-- BEGIN Dataset records --

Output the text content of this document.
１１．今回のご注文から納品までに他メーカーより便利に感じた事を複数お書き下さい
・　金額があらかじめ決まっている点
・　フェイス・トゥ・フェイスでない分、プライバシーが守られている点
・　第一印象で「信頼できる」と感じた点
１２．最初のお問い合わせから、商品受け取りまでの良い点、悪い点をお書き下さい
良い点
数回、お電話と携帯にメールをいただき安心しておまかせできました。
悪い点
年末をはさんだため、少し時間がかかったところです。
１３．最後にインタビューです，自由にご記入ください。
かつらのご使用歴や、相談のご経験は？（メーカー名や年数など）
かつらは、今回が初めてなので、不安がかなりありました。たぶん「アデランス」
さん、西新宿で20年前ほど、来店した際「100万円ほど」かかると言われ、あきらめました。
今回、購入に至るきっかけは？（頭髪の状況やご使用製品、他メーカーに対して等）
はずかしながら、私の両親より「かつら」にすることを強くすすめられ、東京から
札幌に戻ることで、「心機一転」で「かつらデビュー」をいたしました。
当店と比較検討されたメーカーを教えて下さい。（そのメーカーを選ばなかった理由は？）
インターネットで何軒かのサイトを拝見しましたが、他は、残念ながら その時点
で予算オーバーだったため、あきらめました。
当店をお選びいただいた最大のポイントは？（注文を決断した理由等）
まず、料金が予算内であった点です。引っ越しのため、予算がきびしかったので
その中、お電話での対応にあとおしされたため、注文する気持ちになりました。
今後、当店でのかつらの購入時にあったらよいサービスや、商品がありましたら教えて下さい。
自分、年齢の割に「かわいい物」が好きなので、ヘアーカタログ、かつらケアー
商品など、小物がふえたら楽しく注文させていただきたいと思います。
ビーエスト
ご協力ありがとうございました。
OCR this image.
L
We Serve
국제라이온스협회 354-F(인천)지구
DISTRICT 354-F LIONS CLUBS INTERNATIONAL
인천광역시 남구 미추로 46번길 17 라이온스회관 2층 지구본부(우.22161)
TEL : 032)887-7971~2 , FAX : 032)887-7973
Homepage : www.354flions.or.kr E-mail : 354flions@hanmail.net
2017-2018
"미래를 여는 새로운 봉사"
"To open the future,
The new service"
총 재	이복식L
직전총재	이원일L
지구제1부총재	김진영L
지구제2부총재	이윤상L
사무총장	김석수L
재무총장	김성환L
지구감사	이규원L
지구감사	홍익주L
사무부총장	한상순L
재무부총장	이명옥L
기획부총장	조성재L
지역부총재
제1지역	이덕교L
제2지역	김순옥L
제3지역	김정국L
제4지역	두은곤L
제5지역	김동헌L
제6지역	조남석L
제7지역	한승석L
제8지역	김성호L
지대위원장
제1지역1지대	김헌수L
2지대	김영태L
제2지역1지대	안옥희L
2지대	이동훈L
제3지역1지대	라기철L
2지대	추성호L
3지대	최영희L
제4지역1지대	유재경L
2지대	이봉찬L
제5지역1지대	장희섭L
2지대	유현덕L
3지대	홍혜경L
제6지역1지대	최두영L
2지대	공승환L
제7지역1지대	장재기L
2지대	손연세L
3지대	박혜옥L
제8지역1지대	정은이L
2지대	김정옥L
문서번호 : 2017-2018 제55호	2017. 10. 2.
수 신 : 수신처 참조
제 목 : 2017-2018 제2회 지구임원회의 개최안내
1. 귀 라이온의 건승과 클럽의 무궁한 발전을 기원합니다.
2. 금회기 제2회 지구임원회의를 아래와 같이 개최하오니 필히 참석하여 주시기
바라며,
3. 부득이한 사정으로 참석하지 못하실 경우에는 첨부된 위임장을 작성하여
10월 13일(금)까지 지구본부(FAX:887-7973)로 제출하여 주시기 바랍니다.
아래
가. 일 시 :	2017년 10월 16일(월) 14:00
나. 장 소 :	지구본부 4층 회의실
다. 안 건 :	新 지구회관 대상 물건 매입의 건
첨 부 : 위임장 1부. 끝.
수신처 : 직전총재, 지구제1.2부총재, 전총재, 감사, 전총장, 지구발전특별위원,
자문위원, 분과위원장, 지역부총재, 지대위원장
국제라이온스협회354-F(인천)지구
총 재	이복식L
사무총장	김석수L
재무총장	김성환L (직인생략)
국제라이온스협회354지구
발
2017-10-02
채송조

-- END Dataset records --

# Directions
Every entry must be quoted exactly as it appears above.

# The solution
Output the text content of this document.
１１．今回のご注文から納品までに他メーカーより便利に感じた事を複数お書き下さい
・　金額があらかじめ決まっている点
・　フェイス・トゥ・フェイスでない分、プライバシーが守られている点
・　第一印象で「信頼できる」と感じた点
１２．最初のお問い合わせから、商品受け取りまでの良い点、悪い点をお書き下さい
良い点
数回、お電話と携帯にメールをいただき安心しておまかせできました。
悪い点
年末をはさんだため、少し時間がかかったところです。
１３．最後にインタビューです，自由にご記入ください。
かつらのご使用歴や、相談のご経験は？（メーカー名や年数など）
かつらは、今回が初めてなので、不安がかなりありました。たぶん「アデランス」
さん、西新宿で20年前ほど、来店した際「100万円ほど」かかると言われ、あきらめました。
今回、購入に至るきっかけは？（頭髪の状況やご使用製品、他メーカーに対して等）
はずかしながら、私の両親より「かつら」にすることを強くすすめられ、東京から
札幌に戻ることで、「心機一転」で「かつらデビュー」をいたしました。
当店と比較検討されたメーカーを教えて下さい。（そのメーカーを選ばなかった理由は？）
インターネットで何軒かのサイトを拝見しましたが、他は、残念ながら その時点
で予算オーバーだったため、あきらめました。
当店をお選びいただいた最大のポイントは？（注文を決断した理由等）
まず、料金が予算内であった点です。引っ越しのため、予算がきびしかったので
その中、お電話での対応にあとおしされたため、注文する気持ちになりました。
今後、当店でのかつらの購入時にあったらよいサービスや、商品がありましたら教えて下さい。
自分、年齢の割に「かわいい物」が好きなので、ヘアーカタログ、かつらケアー
商品など、小物がふえたら楽しく注文させていただきたいと思います。
ビーエスト
ご協力ありがとうございました。
OCR this image.
L
We Serve
국제라이온스협회 354-F(인천)지구
DISTRICT 354-F LIONS CLUBS INTERNATIONAL
인천광역시 남구 미추로 46번길 17 라이온스회관 2층 지구본부(우.22161)
TEL : 032)887-7971~2 , FAX : 032)887-7973
Homepage : www.354flions.or.kr E-mail : 354flions@hanmail.net
2017-2018
"미래를 여는 새로운 봉사"
"To open the future,
The new service"
총 재	이복식L
직전총재	이원일L
지구제1부총재	김진영L
지구제2부총재	이윤상L
사무총장	김석수L
재무총장	김성환L
지구감사	이규원L
지구감사	홍익주L
사무부총장	한상순L
재무부총장	이명옥L
기획부총장	조성재L
지역부총재
제1지역	이덕교L
제2지역	김순옥L
제3지역	김정국L
제4지역	두은곤L
제5지역	김동헌L
제6지역	조남석L
제7지역	한승석L
제8지역	김성호L
지대위원장
제1지역1지대	김헌수L
2지대	김영태L
제2지역1지대	안옥희L
2지대	이동훈L
제3지역1지대	라기철L
2지대	추성호L
3지대	최영희L
제4지역1지대	유재경L
2지대	이봉찬L
제5지역1지대	장희섭L
2지대	유현덕L
3지대	홍혜경L
제6지역1지대	최두영L
2지대	공승환L
제7지역1지대	장재기L
2지대	손연세L
3지대	박혜옥L
제8지역1지대	정은이L
2지대	김정옥L
문서번호 : 2017-2018 제55호	2017. 10. 2.
수 신 : 수신처 참조
제 목 : 2017-2018 제2회 지구임원회의 개최안내
1. 귀 라이온의 건승과 클럽의 무궁한 발전을 기원합니다.
2. 금회기 제2회 지구임원회의를 아래와 같이 개최하오니 필히 참석하여 주시기
바라며,
3. 부득이한 사정으로 참석하지 못하실 경우에는 첨부된 위임장을 작성하여
10월 13일(금)까지 지구본부(FAX:887-7973)로 제출하여 주시기 바랍니다.
아래
가. 일 시 :	2017년 10월 16일(월) 14:00
나. 장 소 :	지구본부 4층 회의실
다. 안 건 :	新 지구회관 대상 물건 매입의 건
첨 부 : 위임장 1부. 끝.
수신처 : 직전총재, 지구제1.2부총재, 전총재, 감사, 전총장, 지구발전특별위원,
자문위원, 분과위원장, 지역부총재, 지대위원장
국제라이온스협회354-F(인천)지구
총 재	이복식L
사무총장	김석수L
재무총장	김성환L (직인생략)
국제라이온스협회354지구
발
2017-10-02
채송조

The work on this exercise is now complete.